» **Task instructions**: Below are records; work out how many of their lines contain "Southern" and give only that number.

» **Data**:
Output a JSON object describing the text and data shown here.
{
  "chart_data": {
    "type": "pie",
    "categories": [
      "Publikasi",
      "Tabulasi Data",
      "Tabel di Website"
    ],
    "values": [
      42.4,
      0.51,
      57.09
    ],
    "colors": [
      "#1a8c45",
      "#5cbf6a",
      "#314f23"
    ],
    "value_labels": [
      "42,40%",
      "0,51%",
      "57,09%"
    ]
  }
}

==

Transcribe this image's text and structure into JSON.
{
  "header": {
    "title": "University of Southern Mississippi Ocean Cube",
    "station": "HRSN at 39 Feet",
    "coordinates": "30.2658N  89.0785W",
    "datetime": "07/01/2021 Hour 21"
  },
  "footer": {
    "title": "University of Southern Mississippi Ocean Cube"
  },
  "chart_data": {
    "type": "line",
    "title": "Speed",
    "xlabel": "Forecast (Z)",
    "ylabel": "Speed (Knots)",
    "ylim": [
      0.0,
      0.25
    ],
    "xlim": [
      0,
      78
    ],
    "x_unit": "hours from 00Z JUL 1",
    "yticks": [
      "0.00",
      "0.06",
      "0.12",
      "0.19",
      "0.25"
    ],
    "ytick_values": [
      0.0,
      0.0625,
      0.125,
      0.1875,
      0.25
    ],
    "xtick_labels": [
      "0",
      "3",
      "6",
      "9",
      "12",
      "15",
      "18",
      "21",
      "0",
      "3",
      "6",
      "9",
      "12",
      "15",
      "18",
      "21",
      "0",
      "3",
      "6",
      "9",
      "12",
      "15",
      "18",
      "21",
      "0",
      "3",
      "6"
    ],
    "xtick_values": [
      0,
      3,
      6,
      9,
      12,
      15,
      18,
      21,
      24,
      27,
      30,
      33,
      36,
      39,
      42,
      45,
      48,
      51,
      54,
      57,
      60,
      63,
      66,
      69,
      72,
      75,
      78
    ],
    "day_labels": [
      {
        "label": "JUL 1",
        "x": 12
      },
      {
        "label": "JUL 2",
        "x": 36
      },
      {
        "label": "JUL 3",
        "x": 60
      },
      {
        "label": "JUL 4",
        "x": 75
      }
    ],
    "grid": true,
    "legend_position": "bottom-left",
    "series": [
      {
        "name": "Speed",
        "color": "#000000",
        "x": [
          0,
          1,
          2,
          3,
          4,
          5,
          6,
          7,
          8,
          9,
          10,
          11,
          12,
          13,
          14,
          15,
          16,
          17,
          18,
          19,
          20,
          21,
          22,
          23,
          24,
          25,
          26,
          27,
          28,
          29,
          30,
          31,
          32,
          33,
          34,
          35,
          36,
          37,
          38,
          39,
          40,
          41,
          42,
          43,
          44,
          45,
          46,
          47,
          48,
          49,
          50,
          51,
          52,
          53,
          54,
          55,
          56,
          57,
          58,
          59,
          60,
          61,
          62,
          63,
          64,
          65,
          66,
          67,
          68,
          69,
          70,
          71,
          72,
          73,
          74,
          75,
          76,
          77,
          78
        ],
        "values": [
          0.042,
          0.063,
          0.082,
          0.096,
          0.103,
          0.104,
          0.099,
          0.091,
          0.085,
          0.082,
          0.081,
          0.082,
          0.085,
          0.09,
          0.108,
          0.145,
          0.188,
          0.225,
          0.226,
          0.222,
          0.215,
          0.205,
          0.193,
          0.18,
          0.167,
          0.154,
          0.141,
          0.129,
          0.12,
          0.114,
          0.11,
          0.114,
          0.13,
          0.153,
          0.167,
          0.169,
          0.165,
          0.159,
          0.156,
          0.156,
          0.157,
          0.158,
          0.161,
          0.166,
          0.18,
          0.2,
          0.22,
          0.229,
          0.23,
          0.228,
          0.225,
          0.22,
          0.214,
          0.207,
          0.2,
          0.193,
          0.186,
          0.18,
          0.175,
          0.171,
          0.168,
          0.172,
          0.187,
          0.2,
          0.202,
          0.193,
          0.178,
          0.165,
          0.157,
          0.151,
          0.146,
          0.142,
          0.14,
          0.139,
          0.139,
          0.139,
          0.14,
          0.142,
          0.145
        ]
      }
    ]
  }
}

» **Task output**: 2